═══ SUPPLIED ENTRIES
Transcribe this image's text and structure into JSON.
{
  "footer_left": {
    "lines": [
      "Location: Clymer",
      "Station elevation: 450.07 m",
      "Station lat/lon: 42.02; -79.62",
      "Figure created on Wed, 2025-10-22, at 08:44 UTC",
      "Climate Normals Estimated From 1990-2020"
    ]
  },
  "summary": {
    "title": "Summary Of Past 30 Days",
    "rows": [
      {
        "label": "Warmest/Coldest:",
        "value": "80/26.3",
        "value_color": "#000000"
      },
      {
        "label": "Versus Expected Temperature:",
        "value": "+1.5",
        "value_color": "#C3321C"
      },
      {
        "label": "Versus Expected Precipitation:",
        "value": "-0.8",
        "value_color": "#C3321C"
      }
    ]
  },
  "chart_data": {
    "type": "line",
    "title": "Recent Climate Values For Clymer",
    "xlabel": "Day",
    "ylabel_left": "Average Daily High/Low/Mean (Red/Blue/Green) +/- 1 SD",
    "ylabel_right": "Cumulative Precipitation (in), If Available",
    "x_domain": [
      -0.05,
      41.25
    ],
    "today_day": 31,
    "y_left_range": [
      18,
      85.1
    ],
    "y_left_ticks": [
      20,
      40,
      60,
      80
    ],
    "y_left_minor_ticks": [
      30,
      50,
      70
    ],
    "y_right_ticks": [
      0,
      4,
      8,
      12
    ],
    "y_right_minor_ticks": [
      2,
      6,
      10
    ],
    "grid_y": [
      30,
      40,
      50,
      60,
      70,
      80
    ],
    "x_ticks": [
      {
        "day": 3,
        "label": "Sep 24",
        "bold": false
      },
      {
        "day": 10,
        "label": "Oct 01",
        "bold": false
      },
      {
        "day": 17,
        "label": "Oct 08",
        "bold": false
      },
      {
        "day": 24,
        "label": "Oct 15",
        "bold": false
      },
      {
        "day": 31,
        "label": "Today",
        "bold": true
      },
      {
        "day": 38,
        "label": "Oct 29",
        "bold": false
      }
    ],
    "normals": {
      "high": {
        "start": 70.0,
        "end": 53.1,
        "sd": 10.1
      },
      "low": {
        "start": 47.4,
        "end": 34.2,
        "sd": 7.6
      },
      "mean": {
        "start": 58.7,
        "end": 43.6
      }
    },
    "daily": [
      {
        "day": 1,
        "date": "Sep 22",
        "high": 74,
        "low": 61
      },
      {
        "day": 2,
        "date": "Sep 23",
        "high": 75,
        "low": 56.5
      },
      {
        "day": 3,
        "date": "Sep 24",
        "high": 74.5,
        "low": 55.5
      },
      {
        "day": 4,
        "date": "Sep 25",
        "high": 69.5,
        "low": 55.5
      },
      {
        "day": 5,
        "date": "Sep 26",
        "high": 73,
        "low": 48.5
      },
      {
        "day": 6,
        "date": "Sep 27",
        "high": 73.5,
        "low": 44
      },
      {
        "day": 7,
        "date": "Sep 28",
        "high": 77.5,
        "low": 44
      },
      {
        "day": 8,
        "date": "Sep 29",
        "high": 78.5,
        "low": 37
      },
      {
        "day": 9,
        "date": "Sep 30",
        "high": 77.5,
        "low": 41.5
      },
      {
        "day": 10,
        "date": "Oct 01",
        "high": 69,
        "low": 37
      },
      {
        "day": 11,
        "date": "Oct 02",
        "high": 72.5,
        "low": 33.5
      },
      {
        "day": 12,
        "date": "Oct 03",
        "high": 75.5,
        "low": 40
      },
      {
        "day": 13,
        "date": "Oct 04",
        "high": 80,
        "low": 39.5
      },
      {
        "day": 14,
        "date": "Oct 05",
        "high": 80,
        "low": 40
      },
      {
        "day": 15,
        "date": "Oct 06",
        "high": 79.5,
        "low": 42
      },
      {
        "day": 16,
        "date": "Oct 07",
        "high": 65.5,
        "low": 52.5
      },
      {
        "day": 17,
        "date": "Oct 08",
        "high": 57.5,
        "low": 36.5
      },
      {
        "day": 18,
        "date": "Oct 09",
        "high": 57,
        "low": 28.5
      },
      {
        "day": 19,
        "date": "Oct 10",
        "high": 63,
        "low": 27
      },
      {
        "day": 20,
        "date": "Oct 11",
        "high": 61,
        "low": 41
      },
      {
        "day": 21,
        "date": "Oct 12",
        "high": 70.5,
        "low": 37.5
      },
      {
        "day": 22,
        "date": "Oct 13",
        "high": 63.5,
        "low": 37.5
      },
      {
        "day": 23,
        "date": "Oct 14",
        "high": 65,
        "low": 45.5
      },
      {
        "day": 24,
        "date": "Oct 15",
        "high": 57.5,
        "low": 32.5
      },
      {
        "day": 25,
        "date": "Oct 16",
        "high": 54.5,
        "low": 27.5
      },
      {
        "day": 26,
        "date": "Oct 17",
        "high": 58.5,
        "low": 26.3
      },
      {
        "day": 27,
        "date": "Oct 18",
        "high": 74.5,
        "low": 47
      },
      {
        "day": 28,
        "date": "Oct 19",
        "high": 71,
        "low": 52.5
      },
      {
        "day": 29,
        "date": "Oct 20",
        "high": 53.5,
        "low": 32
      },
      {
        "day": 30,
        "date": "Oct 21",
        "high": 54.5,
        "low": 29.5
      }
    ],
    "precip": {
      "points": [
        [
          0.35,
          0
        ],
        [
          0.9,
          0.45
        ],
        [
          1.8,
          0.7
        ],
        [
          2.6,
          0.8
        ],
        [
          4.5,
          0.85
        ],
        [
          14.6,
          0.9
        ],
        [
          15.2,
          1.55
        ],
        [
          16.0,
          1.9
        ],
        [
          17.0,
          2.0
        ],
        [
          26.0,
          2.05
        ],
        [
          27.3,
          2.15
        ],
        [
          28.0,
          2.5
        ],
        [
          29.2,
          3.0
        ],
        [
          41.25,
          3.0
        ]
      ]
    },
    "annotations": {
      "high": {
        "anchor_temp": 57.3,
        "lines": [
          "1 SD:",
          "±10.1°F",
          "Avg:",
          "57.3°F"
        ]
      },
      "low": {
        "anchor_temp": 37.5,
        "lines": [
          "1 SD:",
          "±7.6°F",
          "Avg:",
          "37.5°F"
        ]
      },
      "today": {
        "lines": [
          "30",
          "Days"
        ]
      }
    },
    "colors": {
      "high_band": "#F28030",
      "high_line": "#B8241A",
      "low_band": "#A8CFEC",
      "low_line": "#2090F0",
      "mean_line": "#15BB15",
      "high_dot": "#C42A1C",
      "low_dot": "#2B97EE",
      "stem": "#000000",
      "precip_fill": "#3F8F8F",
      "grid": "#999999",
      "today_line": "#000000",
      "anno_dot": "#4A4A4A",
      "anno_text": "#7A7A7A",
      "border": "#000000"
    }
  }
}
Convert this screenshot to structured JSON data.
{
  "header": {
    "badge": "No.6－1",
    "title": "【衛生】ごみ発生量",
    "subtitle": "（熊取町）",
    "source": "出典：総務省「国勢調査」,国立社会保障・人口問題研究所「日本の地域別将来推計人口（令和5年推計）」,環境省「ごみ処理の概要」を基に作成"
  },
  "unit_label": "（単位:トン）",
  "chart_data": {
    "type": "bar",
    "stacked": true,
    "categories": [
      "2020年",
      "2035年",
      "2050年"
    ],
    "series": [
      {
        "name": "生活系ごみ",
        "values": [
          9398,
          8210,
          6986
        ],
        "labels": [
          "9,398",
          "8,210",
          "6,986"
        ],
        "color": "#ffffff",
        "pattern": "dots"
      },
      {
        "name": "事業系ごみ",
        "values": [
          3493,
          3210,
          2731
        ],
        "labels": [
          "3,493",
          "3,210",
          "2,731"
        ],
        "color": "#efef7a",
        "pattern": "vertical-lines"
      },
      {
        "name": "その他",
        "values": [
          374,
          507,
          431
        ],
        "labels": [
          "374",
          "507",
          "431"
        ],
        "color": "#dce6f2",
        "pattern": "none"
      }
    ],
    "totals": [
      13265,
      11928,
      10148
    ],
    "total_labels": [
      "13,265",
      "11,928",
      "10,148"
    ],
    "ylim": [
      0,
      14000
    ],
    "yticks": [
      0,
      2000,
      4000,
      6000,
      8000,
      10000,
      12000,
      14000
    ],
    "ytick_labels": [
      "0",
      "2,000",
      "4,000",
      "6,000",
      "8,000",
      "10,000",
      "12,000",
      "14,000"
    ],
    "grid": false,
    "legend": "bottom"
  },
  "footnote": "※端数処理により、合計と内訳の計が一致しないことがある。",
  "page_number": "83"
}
══════
TASK
From the line that contains "Convert this screenshot" down to the last line of the listing above, repeat each line exactly, and include nothing else.

IN RESPONSE
Convert this screenshot to structured JSON data.
{
  "header": {
    "badge": "No.6－1",
    "title": "【衛生】ごみ発生量",
    "subtitle": "（熊取町）",
    "source": "出典：総務省「国勢調査」,国立社会保障・人口問題研究所「日本の地域別将来推計人口（令和5年推計）」,環境省「ごみ処理の概要」を基に作成"
  },
  "unit_label": "（単位:トン）",
  "chart_data": {
    "type": "bar",
    "stacked": true,
    "categories": [
      "2020年",
      "2035年",
      "2050年"
    ],
    "series": [
      {
        "name": "生活系ごみ",
        "values": [
          9398,
          8210,
          6986
        ],
        "labels": [
          "9,398",
          "8,210",
          "6,986"
        ],
        "color": "#ffffff",
        "pattern": "dots"
      },
      {
        "name": "事業系ごみ",
        "values": [
          3493,
          3210,
          2731
        ],
        "labels": [
          "3,493",
          "3,210",
          "2,731"
        ],
        "color": "#efef7a",
        "pattern": "vertical-lines"
      },
      {
        "name": "その他",
        "values": [
          374,
          507,
          431
        ],
        "labels": [
          "374",
          "507",
          "431"
        ],
        "color": "#dce6f2",
        "pattern": "none"
      }
    ],
    "totals": [
      13265,
      11928,
      10148
    ],
    "total_labels": [
      "13,265",
      "11,928",
      "10,148"
    ],
    "ylim": [
      0,
      14000
    ],
    "yticks": [
      0,
      2000,
      4000,
      6000,
      8000,
      10000,
      12000,
      14000
    ],
    "ytick_labels": [
      "0",
      "2,000",
      "4,000",
      "6,000",
      "8,000",
      "10,000",
      "12,000",
      "14,000"
    ],
    "grid": false,
    "legend": "bottom"
  },
  "footnote": "※端数処理により、合計と内訳の計が一致しないことがある。",
  "page_number": "83"
}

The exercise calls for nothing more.